— start Stored records —
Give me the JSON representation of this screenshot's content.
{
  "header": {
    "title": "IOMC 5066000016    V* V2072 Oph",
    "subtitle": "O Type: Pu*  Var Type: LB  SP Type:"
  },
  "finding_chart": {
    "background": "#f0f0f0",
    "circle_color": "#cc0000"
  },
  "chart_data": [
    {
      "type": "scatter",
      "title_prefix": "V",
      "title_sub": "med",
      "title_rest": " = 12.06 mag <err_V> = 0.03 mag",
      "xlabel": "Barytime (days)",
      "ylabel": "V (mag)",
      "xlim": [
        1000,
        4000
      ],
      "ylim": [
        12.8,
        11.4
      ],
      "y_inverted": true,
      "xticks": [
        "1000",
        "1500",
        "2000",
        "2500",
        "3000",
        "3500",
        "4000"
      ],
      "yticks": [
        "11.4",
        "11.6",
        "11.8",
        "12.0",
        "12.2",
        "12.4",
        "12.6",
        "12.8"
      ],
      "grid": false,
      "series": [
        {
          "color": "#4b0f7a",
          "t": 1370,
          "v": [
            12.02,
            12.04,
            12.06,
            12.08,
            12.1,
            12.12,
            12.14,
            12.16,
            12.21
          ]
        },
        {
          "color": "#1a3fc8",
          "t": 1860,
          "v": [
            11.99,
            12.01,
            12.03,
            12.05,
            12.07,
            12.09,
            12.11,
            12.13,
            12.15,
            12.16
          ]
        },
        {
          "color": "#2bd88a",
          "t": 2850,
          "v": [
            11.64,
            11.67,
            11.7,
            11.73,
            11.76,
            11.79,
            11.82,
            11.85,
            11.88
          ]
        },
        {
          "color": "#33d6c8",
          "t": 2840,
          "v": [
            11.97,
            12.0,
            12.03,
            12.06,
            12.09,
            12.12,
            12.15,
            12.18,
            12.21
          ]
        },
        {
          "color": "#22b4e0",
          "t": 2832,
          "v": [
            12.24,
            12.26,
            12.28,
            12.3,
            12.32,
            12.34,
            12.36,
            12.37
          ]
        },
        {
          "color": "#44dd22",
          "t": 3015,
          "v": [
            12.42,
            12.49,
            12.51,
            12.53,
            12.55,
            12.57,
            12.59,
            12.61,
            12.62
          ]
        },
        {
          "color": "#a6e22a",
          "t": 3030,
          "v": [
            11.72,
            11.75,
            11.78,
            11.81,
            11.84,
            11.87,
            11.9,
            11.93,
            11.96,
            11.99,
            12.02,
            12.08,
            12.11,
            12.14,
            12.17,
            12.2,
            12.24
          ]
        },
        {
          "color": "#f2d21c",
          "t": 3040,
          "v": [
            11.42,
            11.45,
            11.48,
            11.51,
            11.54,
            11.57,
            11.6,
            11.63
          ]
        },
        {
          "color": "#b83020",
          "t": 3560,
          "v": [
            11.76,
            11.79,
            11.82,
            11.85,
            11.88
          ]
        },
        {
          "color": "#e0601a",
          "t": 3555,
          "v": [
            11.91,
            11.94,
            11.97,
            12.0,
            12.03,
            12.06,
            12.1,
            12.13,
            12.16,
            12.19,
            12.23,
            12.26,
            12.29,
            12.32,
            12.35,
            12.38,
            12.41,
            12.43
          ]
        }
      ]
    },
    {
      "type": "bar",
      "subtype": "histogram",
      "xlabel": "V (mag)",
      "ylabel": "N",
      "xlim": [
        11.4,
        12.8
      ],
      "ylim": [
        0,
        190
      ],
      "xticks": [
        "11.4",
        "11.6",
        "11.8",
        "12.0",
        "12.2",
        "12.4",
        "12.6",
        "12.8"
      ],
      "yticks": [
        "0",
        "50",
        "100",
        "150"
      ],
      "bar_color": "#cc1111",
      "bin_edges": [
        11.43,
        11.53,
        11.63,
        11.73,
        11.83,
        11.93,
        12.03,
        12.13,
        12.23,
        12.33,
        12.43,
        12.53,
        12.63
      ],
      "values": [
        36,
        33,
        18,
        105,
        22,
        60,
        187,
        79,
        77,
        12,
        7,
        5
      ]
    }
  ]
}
— end Stored records —
● **Problem requirements**:
Reproduce the complete data exactly as presented above.

● **Exercise output**:
Give me the JSON representation of this screenshot's content.
{
  "header": {
    "title": "IOMC 5066000016    V* V2072 Oph",
    "subtitle": "O Type: Pu*  Var Type: LB  SP Type:"
  },
  "finding_chart": {
    "background": "#f0f0f0",
    "circle_color": "#cc0000"
  },
  "chart_data": [
    {
      "type": "scatter",
      "title_prefix": "V",
      "title_sub": "med",
      "title_rest": " = 12.06 mag <err_V> = 0.03 mag",
      "xlabel": "Barytime (days)",
      "ylabel": "V (mag)",
      "xlim": [
        1000,
        4000
      ],
      "ylim": [
        12.8,
        11.4
      ],
      "y_inverted": true,
      "xticks": [
        "1000",
        "1500",
        "2000",
        "2500",
        "3000",
        "3500",
        "4000"
      ],
      "yticks": [
        "11.4",
        "11.6",
        "11.8",
        "12.0",
        "12.2",
        "12.4",
        "12.6",
        "12.8"
      ],
      "grid": false,
      "series": [
        {
          "color": "#4b0f7a",
          "t": 1370,
          "v": [
            12.02,
            12.04,
            12.06,
            12.08,
            12.1,
            12.12,
            12.14,
            12.16,
            12.21
          ]
        },
        {
          "color": "#1a3fc8",
          "t": 1860,
          "v": [
            11.99,
            12.01,
            12.03,
            12.05,
            12.07,
            12.09,
            12.11,
            12.13,
            12.15,
            12.16
          ]
        },
        {
          "color": "#2bd88a",
          "t": 2850,
          "v": [
            11.64,
            11.67,
            11.7,
            11.73,
            11.76,
            11.79,
            11.82,
            11.85,
            11.88
          ]
        },
        {
          "color": "#33d6c8",
          "t": 2840,
          "v": [
            11.97,
            12.0,
            12.03,
            12.06,
            12.09,
            12.12,
            12.15,
            12.18,
            12.21
          ]
        },
        {
          "color": "#22b4e0",
          "t": 2832,
          "v": [
            12.24,
            12.26,
            12.28,
            12.3,
            12.32,
            12.34,
            12.36,
            12.37
          ]
        },
        {
          "color": "#44dd22",
          "t": 3015,
          "v": [
            12.42,
            12.49,
            12.51,
            12.53,
            12.55,
            12.57,
            12.59,
            12.61,
            12.62
          ]
        },
        {
          "color": "#a6e22a",
          "t": 3030,
          "v": [
            11.72,
            11.75,
            11.78,
            11.81,
            11.84,
            11.87,
            11.9,
            11.93,
            11.96,
            11.99,
            12.02,
            12.08,
            12.11,
            12.14,
            12.17,
            12.2,
            12.24
          ]
        },
        {
          "color": "#f2d21c",
          "t": 3040,
          "v": [
            11.42,
            11.45,
            11.48,
            11.51,
            11.54,
            11.57,
            11.6,
            11.63
          ]
        },
        {
          "color": "#b83020",
          "t": 3560,
          "v": [
            11.76,
            11.79,
            11.82,
            11.85,
            11.88
          ]
        },
        {
          "color": "#e0601a",
          "t": 3555,
          "v": [
            11.91,
            11.94,
            11.97,
            12.0,
            12.03,
            12.06,
            12.1,
            12.13,
            12.16,
            12.19,
            12.23,
            12.26,
            12.29,
            12.32,
            12.35,
            12.38,
            12.41,
            12.43
          ]
        }
      ]
    },
    {
      "type": "bar",
      "subtype": "histogram",
      "xlabel": "V (mag)",
      "ylabel": "N",
      "xlim": [
        11.4,
        12.8
      ],
      "ylim": [
        0,
        190
      ],
      "xticks": [
        "11.4",
        "11.6",
        "11.8",
        "12.0",
        "12.2",
        "12.4",
        "12.6",
        "12.8"
      ],
      "yticks": [
        "0",
        "50",
        "100",
        "150"
      ],
      "bar_color": "#cc1111",
      "bin_edges": [
        11.43,
        11.53,
        11.63,
        11.73,
        11.83,
        11.93,
        12.03,
        12.13,
        12.23,
        12.33,
        12.43,
        12.53,
        12.63
      ],
      "values": [
        36,
        33,
        18,
        105,
        22,
        60,
        187,
        79,
        77,
        12,
        7,
        5
      ]
    }
  ]
}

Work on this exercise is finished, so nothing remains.